*The input*.

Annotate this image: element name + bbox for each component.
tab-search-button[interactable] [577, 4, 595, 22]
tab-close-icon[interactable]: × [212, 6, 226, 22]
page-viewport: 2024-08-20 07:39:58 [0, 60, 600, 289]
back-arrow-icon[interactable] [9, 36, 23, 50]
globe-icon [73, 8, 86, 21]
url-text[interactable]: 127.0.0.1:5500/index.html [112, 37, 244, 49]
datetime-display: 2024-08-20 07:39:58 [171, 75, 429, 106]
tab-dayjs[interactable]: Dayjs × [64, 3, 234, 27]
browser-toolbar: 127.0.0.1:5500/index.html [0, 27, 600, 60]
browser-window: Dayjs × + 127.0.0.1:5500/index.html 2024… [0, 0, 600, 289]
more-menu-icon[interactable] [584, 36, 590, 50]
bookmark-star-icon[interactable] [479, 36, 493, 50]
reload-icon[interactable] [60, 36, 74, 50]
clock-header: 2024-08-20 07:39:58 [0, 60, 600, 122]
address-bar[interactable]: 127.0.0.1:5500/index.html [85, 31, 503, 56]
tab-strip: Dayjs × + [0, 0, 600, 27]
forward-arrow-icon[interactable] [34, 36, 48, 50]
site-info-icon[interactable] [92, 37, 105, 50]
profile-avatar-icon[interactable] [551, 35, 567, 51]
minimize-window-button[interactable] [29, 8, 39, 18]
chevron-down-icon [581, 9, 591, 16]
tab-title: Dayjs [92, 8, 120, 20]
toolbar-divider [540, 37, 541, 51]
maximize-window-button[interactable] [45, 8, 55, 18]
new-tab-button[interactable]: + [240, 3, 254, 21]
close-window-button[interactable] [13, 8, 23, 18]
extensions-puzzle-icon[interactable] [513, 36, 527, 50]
==
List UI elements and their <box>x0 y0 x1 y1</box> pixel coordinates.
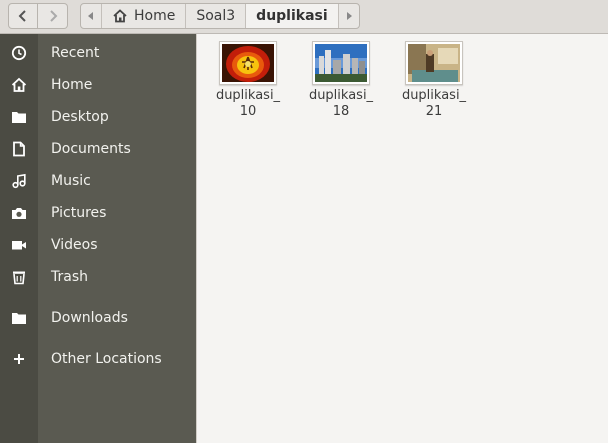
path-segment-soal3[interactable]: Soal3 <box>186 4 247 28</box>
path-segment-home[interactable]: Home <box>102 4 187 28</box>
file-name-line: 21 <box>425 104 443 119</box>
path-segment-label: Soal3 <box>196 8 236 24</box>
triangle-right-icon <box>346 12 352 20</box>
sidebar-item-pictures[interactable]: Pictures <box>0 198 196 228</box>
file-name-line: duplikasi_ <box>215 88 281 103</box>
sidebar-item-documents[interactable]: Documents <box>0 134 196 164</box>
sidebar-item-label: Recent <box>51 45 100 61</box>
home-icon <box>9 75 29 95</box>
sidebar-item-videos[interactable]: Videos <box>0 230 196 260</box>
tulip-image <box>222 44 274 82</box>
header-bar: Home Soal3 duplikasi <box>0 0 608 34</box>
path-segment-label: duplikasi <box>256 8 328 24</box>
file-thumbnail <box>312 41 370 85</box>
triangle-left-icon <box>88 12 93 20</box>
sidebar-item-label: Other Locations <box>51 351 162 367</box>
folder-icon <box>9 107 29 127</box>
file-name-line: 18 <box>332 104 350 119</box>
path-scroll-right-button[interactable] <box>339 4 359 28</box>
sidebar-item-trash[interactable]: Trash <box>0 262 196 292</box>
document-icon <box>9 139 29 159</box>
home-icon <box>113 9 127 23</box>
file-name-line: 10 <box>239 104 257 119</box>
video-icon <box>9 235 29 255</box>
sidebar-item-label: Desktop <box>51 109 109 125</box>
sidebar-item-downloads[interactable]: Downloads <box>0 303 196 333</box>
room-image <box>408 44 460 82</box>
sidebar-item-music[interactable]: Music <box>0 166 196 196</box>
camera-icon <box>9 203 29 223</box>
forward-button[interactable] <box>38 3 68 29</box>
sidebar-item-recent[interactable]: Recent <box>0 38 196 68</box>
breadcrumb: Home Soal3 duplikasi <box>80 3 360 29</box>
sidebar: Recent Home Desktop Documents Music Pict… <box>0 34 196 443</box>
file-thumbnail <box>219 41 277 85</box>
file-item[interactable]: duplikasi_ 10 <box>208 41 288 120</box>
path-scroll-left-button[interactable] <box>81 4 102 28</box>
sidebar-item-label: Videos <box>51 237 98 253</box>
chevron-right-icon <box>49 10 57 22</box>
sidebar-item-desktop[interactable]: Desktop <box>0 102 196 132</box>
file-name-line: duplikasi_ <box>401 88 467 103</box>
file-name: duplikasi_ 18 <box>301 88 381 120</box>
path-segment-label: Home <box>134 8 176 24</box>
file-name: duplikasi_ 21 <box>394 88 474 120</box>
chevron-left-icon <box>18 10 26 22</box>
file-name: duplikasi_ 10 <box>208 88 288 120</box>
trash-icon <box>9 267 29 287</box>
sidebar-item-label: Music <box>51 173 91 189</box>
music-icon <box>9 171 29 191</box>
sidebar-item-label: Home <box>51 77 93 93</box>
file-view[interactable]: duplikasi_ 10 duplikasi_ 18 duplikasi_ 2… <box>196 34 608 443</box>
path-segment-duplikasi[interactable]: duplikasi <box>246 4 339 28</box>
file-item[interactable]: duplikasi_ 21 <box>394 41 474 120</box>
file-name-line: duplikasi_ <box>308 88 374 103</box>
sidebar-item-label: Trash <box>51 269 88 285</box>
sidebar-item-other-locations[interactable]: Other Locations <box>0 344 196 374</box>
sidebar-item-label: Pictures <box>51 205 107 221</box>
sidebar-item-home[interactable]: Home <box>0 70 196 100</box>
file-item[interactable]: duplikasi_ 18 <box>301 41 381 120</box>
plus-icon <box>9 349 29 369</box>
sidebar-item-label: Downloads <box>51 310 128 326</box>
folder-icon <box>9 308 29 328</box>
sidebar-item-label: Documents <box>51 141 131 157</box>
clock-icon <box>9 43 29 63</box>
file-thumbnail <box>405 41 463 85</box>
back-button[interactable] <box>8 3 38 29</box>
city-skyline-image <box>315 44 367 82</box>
* * *
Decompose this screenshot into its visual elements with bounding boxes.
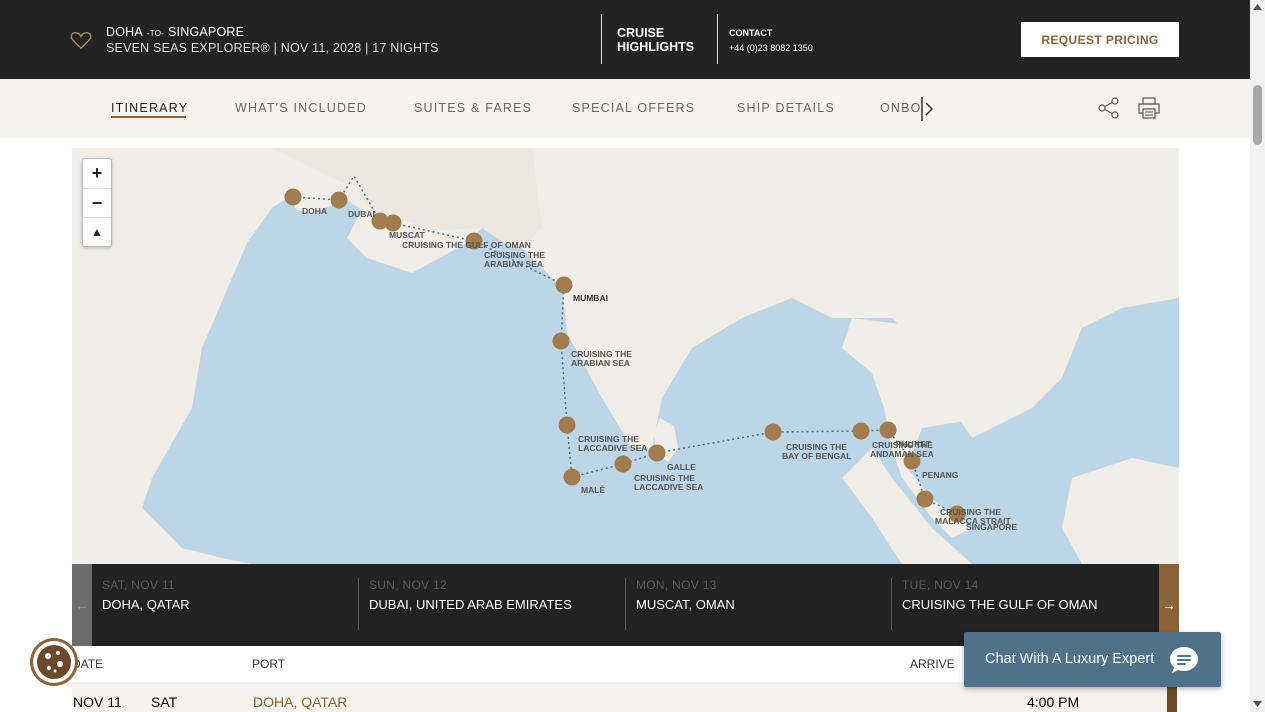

*Task brief*. Starting with the line that contains "List UI elements" and going on through the line that contains "file-name-line: 21 <box>425 104 443 119</box>", rewrite those lines of the records as a numbered list. Drop any blank lines and leave the pictures out.

*Solved problem*.
1. List UI elements and their <box>x0 y0 x1 y1</box> pixel coordinates.
2. path-segment-soal3[interactable]: Soal3 <box>186 4 247 28</box>
3. path-segment-home[interactable]: Home <box>102 4 187 28</box>
4. file-name-line: 21 <box>425 104 443 119</box>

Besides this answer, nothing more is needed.